→ **WHAT YOU HAVE TO DO**: Provide nothing except how many lines of the data contain the word "nicht".

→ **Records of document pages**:
══════════════════════════════
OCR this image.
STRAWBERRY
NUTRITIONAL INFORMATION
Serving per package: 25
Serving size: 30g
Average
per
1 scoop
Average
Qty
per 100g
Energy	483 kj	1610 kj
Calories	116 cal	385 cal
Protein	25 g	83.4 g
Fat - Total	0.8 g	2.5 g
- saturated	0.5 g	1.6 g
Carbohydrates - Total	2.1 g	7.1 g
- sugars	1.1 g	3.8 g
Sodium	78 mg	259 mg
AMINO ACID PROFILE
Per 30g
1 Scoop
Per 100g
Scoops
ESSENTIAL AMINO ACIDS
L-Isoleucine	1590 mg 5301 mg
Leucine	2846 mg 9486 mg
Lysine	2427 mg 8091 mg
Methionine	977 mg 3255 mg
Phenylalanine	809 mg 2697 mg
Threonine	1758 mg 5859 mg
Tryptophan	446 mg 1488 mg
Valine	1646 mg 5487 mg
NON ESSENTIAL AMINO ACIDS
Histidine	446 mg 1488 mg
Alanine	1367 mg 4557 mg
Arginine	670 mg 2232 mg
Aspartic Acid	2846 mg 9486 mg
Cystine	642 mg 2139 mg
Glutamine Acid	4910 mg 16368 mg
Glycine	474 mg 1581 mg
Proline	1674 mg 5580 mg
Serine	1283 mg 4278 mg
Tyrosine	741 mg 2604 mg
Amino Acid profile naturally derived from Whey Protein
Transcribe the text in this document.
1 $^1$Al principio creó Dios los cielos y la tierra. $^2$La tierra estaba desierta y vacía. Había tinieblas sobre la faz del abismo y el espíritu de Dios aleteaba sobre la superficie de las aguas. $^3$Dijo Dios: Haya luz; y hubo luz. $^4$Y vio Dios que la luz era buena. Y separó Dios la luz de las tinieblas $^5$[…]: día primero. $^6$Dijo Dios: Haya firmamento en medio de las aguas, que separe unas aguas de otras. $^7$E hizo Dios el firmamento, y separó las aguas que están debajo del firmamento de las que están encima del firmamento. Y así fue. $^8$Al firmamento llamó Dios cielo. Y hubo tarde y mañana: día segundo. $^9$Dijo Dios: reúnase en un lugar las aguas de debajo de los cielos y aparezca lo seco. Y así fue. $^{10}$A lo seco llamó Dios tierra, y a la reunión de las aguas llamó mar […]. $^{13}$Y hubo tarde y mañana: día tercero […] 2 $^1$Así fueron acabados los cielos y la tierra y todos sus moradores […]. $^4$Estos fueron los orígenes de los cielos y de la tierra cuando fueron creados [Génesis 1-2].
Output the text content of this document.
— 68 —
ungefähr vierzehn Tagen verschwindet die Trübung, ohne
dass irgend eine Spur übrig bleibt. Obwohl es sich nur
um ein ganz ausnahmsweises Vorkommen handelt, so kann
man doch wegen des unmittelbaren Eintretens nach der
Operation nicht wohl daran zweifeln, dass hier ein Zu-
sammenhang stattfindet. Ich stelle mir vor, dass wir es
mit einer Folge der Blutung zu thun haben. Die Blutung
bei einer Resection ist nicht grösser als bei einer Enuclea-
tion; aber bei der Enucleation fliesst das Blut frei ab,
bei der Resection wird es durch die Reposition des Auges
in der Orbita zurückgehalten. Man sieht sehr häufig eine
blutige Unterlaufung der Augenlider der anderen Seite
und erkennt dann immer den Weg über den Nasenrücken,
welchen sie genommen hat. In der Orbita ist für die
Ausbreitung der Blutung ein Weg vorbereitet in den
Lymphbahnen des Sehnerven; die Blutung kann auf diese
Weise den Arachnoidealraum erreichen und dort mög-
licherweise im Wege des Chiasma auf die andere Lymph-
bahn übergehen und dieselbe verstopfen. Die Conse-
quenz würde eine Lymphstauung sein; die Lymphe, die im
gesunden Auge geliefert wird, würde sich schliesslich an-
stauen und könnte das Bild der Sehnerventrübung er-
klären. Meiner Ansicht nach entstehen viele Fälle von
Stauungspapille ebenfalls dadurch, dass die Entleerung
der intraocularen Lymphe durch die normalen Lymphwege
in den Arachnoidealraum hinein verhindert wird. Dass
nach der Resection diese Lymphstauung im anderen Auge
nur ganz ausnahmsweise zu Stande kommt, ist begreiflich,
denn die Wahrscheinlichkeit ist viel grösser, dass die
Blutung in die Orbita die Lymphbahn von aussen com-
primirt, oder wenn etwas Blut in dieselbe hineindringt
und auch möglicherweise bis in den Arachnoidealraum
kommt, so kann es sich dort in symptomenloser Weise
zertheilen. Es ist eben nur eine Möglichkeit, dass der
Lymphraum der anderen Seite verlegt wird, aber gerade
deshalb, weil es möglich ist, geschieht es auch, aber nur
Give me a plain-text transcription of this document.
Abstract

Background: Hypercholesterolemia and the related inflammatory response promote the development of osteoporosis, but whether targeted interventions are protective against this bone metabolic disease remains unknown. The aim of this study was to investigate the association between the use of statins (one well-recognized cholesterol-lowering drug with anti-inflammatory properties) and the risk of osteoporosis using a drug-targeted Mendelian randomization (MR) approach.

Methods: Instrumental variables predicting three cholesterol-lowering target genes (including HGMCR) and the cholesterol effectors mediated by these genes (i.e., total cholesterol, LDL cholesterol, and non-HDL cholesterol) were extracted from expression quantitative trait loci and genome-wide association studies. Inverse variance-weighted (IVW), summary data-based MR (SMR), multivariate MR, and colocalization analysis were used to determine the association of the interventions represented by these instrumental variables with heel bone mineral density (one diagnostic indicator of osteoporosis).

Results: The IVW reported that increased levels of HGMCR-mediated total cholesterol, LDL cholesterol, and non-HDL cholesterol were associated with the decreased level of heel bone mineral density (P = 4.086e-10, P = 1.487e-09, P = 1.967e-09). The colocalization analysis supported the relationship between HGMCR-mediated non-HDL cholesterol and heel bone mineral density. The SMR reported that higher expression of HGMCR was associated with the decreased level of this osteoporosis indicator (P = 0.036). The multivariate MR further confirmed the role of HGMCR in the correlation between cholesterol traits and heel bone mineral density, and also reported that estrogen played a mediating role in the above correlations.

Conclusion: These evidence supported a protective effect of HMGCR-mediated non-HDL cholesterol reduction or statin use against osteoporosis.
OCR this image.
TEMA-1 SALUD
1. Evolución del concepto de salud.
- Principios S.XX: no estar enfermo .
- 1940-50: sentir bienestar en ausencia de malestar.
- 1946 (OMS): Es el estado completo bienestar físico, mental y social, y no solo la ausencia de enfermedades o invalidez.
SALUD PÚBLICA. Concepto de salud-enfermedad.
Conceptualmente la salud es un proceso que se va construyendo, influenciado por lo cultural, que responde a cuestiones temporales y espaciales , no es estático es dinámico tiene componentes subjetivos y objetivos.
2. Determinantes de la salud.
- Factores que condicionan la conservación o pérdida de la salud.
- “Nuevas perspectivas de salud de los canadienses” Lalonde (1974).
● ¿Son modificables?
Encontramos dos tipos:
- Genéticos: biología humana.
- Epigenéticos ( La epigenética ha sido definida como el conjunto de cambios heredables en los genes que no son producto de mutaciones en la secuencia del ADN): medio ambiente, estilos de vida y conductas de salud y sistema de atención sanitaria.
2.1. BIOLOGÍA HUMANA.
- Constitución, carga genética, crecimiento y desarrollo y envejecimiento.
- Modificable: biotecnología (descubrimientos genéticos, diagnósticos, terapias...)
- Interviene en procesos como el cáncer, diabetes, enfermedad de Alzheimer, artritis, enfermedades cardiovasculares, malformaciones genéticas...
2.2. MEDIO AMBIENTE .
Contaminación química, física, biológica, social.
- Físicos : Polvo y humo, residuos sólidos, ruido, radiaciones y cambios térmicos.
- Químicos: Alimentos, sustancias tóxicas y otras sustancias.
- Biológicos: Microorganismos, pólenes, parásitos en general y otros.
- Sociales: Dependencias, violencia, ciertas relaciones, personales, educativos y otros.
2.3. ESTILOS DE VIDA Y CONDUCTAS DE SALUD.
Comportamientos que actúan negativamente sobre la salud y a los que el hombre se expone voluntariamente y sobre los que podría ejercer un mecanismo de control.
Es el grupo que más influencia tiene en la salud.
══════════════════════════════
→ **YOUR RESPONSE**: 2